» **Work to be completed**: Copy each line below in which the string "Large" occurs.

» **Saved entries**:
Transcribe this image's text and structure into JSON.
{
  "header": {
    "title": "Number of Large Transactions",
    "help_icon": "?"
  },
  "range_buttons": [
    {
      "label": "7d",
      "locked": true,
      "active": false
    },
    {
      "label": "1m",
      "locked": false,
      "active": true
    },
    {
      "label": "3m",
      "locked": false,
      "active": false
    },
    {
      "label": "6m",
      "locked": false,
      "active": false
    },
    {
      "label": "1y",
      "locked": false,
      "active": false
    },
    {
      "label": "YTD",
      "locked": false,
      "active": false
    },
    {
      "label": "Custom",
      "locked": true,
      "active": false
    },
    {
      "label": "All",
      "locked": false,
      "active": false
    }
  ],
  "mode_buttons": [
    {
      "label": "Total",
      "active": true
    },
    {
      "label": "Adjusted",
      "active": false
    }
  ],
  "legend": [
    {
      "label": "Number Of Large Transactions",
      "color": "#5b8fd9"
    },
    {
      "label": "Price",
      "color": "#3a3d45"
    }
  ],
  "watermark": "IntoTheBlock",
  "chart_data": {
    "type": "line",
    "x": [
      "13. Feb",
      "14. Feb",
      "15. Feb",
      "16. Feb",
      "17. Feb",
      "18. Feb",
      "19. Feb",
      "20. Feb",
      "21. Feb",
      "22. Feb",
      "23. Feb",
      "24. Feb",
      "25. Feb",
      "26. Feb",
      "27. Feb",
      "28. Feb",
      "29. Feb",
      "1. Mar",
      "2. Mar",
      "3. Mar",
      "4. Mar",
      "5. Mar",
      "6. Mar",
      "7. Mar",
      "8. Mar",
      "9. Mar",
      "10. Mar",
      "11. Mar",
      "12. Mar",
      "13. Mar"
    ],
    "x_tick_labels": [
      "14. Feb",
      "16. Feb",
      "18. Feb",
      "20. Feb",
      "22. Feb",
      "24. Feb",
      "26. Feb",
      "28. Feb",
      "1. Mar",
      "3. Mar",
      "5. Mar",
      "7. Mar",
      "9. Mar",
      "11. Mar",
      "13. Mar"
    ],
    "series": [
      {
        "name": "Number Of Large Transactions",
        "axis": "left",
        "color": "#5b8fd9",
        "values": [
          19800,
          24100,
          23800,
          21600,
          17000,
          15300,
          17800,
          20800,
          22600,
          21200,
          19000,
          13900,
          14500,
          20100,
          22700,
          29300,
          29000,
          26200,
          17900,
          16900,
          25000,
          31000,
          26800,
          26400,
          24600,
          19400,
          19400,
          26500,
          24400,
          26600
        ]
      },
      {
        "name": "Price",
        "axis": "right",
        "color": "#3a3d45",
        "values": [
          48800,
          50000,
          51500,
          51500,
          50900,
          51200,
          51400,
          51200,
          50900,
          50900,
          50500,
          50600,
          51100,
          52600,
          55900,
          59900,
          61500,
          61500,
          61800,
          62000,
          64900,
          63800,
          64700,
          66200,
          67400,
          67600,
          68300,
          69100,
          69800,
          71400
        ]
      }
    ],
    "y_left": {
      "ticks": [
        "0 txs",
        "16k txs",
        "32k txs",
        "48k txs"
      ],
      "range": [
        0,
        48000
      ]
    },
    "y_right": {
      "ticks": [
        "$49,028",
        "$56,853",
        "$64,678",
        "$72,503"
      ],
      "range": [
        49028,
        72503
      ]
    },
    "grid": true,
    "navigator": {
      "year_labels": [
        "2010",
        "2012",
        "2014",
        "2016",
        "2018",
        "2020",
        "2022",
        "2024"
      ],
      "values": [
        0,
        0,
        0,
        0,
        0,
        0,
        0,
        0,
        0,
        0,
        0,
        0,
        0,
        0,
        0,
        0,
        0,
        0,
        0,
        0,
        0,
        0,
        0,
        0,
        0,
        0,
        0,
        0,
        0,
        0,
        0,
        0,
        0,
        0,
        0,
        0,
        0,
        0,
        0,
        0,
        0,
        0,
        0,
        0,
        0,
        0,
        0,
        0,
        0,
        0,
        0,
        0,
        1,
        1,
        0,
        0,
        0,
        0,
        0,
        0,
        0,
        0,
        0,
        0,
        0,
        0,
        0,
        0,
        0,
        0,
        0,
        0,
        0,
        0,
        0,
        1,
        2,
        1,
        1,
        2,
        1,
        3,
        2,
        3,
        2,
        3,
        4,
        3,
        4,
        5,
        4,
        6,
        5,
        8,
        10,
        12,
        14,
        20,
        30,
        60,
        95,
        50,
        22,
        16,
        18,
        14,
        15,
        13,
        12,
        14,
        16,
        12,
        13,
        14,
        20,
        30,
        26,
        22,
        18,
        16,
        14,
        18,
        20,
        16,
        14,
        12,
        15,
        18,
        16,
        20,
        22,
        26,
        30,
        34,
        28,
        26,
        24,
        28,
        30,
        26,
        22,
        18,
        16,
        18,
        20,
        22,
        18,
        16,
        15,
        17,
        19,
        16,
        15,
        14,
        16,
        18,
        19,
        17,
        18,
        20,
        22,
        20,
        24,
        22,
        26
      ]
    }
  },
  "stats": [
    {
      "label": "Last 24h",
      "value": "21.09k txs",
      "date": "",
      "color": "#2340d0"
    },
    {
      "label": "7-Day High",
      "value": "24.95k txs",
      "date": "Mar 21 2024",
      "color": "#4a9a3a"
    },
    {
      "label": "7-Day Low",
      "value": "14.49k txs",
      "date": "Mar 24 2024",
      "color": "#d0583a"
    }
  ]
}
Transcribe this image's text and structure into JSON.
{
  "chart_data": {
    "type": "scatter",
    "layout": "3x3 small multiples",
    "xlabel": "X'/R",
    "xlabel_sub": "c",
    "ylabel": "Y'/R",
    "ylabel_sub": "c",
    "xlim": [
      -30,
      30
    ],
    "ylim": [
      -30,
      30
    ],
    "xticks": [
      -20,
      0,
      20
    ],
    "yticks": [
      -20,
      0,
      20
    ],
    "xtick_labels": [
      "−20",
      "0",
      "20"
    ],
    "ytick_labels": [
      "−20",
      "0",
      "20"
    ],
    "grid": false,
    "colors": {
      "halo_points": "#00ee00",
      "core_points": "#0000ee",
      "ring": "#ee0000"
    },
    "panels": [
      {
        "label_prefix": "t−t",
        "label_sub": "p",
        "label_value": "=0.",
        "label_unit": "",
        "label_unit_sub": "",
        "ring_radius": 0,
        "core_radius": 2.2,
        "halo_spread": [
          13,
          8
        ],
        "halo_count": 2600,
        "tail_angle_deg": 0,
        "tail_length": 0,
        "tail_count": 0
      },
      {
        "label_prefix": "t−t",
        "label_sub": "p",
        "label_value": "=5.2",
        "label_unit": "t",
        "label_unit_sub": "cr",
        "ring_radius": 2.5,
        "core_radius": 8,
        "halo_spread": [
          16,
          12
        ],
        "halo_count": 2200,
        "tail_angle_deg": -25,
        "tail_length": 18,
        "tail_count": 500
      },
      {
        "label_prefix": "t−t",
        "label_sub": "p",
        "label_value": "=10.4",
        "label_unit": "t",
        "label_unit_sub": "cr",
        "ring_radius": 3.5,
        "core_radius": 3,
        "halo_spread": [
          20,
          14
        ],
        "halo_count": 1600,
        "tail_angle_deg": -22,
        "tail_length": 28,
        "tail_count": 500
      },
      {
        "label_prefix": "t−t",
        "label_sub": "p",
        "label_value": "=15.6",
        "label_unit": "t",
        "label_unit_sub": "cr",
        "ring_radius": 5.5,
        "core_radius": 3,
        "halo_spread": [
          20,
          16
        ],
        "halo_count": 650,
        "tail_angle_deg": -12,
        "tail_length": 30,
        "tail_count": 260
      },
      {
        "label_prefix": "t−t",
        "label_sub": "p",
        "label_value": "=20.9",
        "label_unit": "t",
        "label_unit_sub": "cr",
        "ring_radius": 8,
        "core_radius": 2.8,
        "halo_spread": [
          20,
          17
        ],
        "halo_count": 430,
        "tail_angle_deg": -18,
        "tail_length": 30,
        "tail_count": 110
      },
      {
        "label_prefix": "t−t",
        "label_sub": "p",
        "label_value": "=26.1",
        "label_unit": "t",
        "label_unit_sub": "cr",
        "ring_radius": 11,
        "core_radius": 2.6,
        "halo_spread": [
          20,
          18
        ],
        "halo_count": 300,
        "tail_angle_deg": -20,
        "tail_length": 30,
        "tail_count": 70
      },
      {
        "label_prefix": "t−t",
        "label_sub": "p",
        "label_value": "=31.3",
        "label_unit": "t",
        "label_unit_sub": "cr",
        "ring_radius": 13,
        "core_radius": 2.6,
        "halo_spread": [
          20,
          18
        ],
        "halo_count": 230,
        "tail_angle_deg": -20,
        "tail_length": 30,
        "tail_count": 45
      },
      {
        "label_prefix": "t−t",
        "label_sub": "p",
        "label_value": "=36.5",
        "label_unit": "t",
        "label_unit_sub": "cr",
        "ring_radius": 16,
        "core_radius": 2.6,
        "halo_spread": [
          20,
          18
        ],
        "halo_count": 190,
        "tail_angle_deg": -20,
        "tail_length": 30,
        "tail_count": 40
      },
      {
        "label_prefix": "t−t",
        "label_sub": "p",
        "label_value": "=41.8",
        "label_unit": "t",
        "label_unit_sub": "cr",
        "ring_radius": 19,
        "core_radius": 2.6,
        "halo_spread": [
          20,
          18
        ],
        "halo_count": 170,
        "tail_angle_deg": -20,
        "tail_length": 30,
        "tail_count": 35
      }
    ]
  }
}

» **Written solution**:
    "title": "Number of Large Transactions",
      "label": "Number Of Large Transactions",
        "name": "Number Of Large Transactions",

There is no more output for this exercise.